RECORDS FOR THE EXERCISE ▸
•••••
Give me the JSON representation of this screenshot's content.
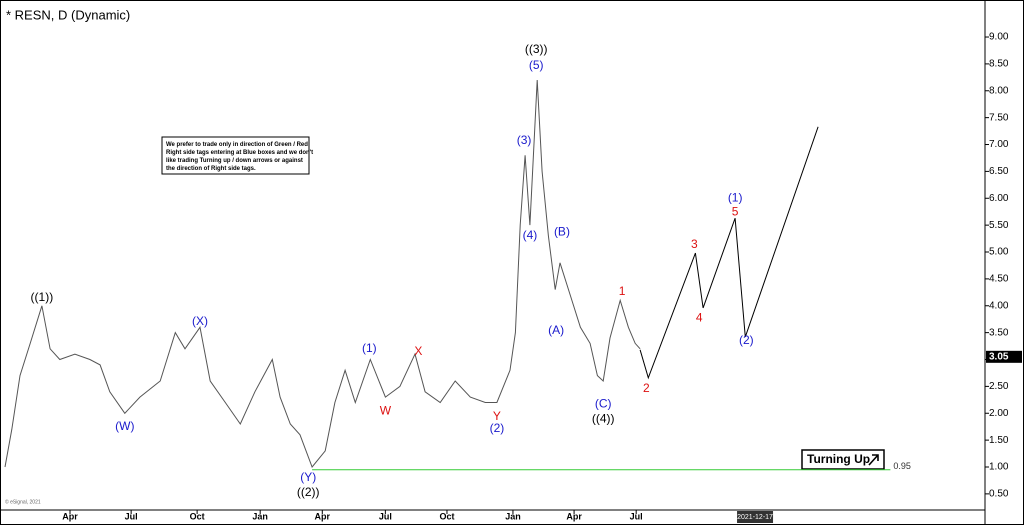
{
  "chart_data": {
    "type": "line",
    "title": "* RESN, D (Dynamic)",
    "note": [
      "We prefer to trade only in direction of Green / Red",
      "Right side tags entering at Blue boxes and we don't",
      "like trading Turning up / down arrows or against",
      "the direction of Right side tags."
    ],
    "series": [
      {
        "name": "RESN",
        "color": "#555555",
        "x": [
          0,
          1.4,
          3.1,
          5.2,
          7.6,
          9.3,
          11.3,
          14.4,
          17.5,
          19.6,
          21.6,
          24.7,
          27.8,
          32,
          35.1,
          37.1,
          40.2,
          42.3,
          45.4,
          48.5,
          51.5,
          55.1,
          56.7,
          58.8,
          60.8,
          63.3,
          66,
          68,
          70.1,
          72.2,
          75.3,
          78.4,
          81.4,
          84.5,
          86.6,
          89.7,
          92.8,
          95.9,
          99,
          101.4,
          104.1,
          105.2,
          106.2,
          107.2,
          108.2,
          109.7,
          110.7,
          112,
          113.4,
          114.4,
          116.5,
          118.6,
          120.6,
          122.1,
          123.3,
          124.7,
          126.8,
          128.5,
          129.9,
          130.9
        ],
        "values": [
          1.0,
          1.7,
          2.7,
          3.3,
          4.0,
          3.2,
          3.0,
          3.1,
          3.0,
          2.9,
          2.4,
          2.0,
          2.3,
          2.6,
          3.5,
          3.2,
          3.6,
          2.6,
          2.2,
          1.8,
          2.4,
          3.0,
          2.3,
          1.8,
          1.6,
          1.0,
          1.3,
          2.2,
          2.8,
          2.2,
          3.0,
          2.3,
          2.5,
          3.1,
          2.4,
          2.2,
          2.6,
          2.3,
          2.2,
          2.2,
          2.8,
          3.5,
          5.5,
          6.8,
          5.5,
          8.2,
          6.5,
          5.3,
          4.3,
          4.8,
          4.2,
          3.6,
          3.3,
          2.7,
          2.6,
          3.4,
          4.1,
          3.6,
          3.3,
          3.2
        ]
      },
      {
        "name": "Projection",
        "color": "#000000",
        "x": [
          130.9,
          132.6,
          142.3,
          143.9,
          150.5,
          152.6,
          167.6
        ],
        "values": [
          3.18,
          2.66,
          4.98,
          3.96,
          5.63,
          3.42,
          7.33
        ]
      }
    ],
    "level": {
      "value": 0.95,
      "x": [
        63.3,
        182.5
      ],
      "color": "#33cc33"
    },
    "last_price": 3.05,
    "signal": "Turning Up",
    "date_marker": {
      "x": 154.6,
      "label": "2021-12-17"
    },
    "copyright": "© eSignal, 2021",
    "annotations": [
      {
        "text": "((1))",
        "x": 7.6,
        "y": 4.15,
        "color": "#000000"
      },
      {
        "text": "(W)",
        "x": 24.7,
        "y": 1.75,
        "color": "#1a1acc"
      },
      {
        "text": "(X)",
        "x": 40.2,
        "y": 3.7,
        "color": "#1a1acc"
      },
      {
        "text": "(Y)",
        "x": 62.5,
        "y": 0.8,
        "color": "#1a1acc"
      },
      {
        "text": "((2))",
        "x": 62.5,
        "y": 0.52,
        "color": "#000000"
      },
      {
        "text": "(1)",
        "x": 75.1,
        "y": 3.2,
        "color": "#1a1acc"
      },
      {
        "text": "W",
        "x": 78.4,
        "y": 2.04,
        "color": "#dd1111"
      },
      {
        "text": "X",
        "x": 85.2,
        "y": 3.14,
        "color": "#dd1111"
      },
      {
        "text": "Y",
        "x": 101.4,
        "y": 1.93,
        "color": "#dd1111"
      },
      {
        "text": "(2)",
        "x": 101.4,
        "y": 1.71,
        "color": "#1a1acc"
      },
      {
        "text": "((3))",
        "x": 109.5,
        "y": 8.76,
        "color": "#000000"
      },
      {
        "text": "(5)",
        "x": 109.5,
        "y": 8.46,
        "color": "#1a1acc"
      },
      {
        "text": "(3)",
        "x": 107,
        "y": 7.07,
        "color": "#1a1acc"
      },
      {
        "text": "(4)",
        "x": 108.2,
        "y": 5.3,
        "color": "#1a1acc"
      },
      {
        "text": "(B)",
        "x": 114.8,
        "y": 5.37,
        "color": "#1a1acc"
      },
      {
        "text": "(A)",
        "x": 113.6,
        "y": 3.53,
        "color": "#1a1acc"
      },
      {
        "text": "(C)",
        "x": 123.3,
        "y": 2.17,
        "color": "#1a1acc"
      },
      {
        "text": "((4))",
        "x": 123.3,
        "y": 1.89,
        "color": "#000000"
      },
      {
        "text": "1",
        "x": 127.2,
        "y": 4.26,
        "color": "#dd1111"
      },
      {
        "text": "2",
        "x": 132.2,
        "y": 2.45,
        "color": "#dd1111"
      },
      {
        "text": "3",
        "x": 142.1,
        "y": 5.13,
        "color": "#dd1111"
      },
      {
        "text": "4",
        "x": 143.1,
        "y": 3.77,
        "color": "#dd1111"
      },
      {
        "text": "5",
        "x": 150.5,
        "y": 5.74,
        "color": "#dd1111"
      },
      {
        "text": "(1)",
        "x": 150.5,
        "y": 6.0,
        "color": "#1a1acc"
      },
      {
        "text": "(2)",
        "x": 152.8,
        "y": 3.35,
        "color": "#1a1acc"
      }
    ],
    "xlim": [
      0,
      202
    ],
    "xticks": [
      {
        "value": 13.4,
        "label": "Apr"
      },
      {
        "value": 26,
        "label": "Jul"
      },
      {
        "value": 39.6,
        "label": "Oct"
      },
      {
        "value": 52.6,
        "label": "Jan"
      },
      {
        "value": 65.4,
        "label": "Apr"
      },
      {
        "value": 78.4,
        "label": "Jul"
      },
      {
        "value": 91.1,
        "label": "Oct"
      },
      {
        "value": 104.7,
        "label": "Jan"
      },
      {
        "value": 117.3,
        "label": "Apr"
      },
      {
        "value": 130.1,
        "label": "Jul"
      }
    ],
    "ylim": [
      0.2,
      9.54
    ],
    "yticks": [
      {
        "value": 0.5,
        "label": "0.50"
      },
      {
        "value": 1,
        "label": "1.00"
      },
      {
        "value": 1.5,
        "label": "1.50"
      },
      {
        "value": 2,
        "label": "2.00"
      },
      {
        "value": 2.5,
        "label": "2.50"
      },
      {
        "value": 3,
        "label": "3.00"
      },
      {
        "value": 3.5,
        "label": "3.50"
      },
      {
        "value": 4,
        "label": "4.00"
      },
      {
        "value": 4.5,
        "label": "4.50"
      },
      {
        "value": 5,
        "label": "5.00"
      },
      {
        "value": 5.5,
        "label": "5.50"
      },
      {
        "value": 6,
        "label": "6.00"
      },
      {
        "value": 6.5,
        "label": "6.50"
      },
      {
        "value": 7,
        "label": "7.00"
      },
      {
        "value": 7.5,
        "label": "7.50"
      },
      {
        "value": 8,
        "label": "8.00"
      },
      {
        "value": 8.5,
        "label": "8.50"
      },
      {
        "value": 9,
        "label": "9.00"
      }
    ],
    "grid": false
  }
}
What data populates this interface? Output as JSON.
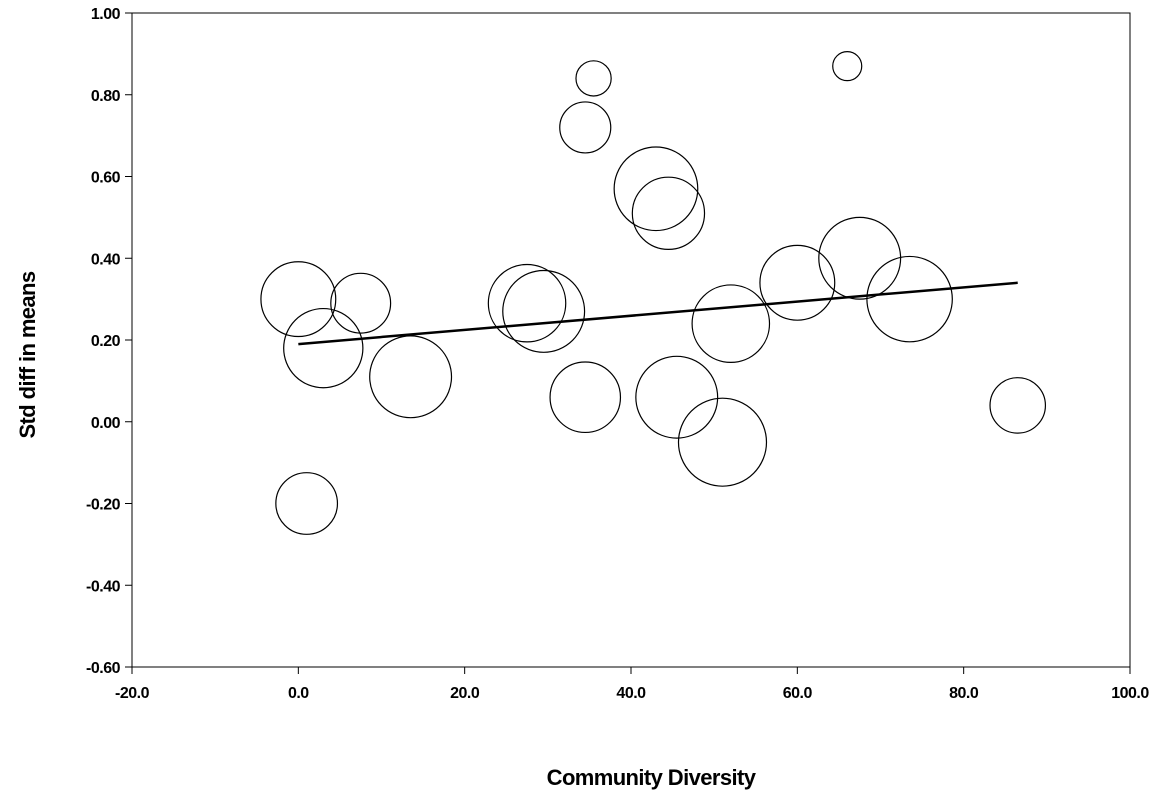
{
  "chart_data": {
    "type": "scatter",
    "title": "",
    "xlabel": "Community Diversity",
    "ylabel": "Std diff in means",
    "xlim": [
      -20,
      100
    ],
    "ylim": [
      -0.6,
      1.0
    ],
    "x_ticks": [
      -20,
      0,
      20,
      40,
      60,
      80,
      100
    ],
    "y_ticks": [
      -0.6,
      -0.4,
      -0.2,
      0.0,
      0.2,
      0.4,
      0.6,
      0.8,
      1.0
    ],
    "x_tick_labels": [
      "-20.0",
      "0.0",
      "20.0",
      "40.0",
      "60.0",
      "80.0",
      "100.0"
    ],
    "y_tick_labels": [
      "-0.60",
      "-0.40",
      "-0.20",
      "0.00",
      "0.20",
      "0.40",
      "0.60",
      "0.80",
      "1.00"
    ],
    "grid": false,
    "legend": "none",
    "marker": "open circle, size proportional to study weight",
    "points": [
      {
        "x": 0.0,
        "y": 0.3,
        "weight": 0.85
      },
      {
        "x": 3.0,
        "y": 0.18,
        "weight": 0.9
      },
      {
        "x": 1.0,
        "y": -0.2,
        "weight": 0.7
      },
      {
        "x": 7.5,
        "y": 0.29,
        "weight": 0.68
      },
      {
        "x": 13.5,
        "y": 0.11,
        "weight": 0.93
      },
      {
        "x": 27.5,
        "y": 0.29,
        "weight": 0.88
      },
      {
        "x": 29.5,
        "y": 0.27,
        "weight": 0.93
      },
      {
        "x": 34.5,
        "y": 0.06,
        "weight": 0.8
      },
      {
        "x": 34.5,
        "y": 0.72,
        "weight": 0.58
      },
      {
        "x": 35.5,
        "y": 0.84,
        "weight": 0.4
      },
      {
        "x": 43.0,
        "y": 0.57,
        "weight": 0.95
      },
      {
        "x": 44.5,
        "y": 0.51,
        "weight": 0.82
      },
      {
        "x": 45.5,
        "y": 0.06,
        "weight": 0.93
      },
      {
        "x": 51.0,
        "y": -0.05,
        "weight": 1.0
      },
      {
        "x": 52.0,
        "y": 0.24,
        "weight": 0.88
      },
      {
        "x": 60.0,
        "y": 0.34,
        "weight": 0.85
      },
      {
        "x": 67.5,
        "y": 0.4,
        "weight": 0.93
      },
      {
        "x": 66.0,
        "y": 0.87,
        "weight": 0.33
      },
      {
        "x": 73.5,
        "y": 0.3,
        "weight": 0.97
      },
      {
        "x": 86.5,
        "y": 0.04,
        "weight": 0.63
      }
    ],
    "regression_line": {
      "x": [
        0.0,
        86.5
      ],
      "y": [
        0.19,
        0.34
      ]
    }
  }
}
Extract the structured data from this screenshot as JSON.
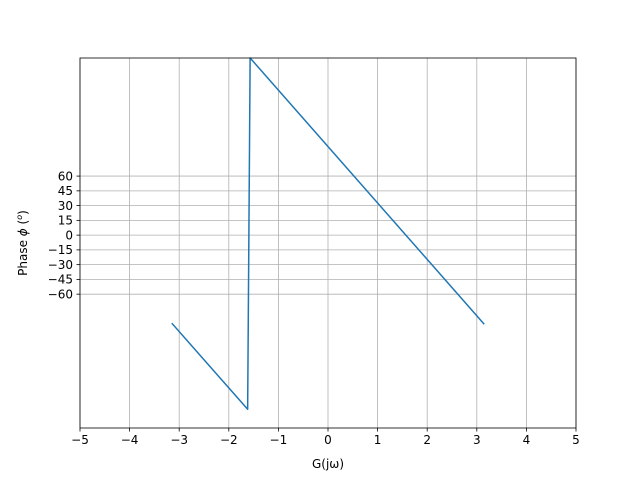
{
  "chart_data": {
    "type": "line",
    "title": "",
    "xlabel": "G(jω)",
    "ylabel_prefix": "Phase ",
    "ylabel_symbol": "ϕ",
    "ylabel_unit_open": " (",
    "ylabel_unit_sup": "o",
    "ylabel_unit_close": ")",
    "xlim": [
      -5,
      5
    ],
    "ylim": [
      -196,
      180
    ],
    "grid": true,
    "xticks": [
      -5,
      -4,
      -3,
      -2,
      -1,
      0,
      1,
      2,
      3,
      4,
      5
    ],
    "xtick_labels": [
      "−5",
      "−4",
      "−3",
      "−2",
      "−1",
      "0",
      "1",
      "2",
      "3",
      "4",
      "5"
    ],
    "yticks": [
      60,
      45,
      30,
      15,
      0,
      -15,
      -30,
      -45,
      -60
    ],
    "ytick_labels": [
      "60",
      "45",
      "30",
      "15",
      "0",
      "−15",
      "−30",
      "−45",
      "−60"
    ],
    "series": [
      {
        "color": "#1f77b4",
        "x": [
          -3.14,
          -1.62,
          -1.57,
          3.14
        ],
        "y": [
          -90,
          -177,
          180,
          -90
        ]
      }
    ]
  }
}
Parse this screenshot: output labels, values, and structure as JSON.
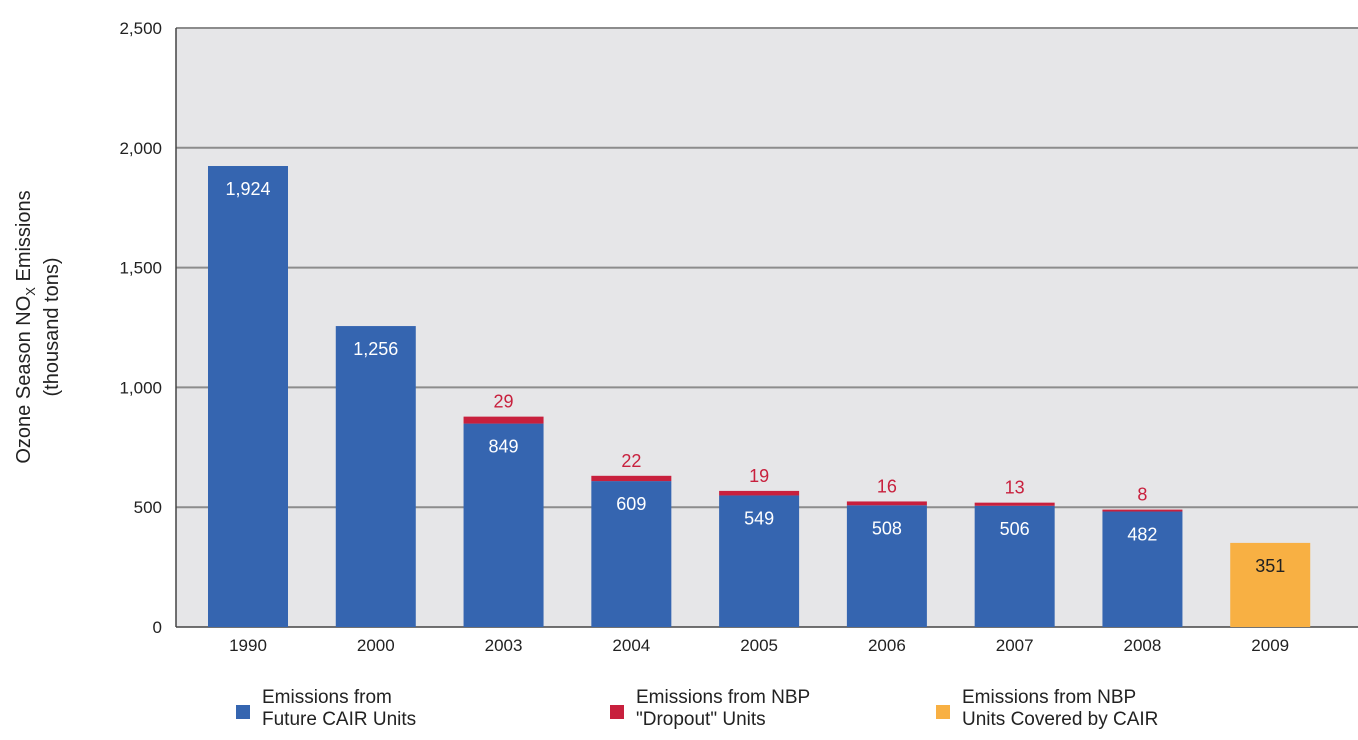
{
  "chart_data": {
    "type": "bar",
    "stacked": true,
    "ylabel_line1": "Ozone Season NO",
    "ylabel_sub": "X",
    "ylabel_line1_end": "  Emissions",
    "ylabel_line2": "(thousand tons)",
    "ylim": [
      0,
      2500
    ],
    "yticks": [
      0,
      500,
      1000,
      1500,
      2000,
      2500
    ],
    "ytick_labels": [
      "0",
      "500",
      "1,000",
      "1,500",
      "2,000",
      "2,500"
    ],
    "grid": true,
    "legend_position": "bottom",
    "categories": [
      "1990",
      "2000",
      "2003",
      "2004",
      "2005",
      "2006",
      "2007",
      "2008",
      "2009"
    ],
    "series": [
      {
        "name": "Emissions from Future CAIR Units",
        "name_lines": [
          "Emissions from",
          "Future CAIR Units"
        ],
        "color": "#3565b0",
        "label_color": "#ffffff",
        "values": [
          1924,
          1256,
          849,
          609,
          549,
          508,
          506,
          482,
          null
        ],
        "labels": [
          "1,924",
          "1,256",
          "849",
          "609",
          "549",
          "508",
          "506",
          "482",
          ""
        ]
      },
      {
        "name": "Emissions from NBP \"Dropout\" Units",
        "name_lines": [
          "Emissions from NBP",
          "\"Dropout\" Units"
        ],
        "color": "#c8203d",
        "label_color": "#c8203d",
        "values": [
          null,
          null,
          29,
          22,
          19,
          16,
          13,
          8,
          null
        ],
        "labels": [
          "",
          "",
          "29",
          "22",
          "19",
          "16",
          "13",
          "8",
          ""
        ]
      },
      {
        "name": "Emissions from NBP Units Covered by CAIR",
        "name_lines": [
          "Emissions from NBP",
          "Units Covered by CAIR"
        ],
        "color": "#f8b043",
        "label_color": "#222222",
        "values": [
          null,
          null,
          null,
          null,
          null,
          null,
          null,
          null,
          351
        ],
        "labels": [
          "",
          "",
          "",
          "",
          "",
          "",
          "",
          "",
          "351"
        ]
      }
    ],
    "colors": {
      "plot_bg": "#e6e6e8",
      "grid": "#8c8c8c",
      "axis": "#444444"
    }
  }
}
•••••
PROBLEM REQUIREMENTS ▸ Look above for lines with the word "JSON" and copy them all.

RESULT ▸
Give me the JSON representation of this screenshot's content.
What data populates this interface? Output as JSON.
Extract the structured data from this screenshot as JSON.
Parse this screenshot: output labels, values, and structure as JSON.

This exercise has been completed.